Brief: Reproduce word for word every line from the start of the entries through the line holding "axes: 0.0 0.2", inclusive.
start Material for this task
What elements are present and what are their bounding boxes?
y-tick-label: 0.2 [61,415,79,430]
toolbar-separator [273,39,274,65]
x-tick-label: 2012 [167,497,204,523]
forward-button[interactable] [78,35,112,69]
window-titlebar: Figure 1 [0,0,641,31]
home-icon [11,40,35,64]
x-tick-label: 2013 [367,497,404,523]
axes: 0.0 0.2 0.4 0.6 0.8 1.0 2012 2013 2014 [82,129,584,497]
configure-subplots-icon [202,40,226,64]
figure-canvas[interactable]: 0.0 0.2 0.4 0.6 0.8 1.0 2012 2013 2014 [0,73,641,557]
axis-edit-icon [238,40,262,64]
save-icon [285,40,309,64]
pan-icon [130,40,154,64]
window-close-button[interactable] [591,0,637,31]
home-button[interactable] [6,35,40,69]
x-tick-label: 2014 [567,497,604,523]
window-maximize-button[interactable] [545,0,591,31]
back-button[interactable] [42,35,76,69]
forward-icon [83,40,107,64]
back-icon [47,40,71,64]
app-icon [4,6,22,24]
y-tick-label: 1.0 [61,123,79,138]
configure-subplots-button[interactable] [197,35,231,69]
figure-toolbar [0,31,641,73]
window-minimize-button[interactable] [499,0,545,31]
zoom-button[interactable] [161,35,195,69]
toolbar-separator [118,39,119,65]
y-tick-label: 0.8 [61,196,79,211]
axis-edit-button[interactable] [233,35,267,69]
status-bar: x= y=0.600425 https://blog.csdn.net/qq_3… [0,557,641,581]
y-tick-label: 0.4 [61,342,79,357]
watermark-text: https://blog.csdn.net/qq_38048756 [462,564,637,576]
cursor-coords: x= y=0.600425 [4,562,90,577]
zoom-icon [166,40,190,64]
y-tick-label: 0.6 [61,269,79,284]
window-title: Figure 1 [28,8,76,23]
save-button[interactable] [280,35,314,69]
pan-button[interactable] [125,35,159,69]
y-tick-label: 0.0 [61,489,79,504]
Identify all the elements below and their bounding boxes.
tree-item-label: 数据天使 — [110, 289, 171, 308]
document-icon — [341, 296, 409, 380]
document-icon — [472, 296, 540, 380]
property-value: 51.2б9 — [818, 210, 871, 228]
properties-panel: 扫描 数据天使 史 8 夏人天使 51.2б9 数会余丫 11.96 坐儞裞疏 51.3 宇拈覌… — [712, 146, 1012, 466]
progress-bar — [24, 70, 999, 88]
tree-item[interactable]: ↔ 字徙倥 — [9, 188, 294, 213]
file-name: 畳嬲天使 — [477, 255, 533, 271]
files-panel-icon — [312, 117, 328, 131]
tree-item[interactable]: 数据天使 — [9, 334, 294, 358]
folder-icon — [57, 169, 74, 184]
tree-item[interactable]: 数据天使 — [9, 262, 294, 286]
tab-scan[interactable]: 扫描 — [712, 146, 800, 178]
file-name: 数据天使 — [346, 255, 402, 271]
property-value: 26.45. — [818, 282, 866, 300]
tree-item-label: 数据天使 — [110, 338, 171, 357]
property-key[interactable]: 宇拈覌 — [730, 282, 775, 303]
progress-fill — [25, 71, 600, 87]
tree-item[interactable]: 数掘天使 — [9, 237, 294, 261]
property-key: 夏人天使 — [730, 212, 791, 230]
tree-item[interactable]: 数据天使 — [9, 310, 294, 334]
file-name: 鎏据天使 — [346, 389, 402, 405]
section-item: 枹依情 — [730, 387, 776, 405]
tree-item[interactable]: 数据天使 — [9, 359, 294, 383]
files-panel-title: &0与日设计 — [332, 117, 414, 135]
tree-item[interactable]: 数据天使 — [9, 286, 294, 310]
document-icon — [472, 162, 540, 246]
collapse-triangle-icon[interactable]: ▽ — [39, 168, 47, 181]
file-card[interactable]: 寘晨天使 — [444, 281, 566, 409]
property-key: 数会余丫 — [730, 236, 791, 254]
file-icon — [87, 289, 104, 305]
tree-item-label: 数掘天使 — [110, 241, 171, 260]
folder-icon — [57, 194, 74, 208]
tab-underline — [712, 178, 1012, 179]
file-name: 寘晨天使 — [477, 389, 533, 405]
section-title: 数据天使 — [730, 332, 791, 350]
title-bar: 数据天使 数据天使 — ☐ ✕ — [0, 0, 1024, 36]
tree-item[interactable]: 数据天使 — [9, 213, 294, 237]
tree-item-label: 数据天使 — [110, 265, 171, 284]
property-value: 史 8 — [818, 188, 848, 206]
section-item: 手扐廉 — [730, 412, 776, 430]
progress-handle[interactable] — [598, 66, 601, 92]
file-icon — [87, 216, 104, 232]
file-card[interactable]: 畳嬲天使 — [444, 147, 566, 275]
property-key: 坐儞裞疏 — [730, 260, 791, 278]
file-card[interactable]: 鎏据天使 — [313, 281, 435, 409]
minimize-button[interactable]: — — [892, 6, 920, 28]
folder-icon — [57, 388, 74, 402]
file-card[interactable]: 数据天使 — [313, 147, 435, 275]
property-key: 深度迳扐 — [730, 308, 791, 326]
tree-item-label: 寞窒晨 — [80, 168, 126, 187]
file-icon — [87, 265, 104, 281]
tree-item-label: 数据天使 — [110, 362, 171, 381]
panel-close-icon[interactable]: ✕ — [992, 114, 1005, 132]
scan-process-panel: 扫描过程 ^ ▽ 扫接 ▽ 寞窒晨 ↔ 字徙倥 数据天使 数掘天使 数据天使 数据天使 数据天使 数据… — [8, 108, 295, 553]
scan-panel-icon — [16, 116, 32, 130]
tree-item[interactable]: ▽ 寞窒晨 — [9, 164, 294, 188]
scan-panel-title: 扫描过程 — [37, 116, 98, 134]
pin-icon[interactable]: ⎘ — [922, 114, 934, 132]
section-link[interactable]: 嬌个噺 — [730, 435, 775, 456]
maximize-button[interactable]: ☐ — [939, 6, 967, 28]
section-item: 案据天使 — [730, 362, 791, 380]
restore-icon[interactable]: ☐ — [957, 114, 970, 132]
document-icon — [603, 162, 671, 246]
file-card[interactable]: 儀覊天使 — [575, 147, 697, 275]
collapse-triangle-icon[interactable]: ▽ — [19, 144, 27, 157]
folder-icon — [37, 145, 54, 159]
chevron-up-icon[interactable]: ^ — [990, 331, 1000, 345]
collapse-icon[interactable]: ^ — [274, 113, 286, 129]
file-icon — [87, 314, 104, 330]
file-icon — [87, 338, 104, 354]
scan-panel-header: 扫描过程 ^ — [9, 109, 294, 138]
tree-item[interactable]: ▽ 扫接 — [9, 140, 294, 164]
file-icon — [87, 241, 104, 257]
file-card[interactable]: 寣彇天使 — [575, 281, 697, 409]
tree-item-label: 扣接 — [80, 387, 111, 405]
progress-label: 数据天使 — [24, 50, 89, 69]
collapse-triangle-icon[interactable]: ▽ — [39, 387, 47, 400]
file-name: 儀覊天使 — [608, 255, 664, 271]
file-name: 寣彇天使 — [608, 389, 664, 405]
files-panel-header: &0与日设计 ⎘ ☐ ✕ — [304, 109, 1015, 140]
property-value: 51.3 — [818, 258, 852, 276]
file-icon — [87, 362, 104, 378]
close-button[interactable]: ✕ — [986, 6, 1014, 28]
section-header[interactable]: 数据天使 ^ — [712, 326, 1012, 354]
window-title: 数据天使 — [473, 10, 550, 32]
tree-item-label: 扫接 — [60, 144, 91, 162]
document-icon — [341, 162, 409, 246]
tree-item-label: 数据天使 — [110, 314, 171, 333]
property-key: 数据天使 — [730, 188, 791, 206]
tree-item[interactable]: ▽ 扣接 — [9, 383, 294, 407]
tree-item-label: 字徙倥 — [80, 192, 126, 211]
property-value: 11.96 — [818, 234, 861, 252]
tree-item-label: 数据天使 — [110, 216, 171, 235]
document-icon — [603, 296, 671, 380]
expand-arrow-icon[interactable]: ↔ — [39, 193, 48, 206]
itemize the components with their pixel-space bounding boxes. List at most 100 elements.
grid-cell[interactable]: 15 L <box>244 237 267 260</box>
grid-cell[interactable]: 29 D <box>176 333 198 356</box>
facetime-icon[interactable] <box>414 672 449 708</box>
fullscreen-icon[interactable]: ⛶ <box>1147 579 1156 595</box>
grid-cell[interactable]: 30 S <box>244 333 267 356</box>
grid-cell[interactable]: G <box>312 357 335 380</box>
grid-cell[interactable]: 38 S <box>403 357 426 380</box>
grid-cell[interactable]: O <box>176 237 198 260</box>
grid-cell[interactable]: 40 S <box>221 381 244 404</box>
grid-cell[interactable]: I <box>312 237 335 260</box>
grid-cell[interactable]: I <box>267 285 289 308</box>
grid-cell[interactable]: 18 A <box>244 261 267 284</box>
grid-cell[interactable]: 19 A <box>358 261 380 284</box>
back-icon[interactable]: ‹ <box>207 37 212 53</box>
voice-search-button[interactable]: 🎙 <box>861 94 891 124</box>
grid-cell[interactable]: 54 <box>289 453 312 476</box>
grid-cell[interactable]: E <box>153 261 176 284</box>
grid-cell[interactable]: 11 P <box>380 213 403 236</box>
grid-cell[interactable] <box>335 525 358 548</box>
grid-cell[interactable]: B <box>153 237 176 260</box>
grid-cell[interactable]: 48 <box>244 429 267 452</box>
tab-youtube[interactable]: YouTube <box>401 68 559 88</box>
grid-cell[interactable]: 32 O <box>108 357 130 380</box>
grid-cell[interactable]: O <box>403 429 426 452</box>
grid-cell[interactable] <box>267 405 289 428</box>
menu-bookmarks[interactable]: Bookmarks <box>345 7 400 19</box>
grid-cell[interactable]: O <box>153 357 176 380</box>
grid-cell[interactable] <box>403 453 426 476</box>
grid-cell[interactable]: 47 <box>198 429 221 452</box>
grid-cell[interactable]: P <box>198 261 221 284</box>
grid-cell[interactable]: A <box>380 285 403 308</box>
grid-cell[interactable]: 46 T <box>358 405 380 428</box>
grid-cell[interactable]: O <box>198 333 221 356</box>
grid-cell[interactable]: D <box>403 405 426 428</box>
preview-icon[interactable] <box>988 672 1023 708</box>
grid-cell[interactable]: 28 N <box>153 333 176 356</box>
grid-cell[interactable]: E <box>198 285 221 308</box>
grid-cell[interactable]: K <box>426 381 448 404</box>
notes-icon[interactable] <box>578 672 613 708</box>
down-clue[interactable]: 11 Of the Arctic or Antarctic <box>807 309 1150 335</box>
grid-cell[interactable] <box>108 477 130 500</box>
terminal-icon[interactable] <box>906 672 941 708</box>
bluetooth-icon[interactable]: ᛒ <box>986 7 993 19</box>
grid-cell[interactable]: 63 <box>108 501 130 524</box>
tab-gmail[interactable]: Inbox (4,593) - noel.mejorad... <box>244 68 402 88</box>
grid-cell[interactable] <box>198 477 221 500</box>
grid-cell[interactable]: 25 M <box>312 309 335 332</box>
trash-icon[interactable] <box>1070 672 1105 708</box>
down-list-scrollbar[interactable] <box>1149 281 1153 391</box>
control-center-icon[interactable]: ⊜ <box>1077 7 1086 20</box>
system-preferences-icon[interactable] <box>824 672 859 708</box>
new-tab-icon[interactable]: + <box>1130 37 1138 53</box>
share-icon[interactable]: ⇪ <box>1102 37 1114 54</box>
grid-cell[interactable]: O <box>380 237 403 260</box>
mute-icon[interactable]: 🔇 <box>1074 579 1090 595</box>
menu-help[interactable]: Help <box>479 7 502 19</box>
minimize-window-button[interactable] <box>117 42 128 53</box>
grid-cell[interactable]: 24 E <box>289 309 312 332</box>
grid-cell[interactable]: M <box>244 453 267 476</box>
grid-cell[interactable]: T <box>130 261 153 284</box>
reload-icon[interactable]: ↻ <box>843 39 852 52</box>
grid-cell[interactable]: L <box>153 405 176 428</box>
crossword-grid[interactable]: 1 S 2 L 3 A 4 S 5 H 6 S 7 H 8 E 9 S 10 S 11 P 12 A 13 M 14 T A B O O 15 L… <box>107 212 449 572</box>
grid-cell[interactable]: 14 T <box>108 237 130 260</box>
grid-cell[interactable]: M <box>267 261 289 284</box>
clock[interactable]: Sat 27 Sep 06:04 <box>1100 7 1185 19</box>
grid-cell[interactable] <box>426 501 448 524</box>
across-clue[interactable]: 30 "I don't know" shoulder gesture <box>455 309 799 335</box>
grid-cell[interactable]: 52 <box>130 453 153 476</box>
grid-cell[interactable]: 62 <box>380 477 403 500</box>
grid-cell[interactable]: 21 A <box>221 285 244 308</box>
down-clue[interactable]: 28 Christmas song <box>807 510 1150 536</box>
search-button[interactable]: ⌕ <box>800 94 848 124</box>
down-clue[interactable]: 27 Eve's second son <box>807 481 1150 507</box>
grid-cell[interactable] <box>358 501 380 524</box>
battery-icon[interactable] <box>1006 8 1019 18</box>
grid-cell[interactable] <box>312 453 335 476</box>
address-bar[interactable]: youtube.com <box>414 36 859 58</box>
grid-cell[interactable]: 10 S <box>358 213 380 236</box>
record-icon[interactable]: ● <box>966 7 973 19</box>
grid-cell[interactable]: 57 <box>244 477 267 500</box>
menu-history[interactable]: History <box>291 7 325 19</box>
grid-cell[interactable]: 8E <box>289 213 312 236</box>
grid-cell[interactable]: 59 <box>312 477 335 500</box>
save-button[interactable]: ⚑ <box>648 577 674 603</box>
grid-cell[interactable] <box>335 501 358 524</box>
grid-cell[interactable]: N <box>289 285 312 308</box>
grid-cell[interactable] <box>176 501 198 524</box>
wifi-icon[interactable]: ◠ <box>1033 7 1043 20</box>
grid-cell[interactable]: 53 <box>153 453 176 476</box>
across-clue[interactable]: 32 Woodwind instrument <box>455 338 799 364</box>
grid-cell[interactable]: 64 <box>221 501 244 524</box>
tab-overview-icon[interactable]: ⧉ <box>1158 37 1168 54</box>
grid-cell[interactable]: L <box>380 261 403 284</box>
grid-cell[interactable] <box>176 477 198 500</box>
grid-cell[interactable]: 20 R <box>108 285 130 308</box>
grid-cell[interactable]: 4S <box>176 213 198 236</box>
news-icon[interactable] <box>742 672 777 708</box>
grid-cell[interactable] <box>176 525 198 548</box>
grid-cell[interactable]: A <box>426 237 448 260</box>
end Material for this task
Finished answer:
What elements are present and what are their bounding boxes?
y-tick-label: 0.2 [61,415,79,430]
toolbar-separator [273,39,274,65]
x-tick-label: 2012 [167,497,204,523]
forward-button[interactable] [78,35,112,69]
window-titlebar: Figure 1 [0,0,641,31]
home-icon [11,40,35,64]
x-tick-label: 2013 [367,497,404,523]
axes: 0.0 0.2 0.4 0.6 0.8 1.0 2012 2013 2014 [82,129,584,497]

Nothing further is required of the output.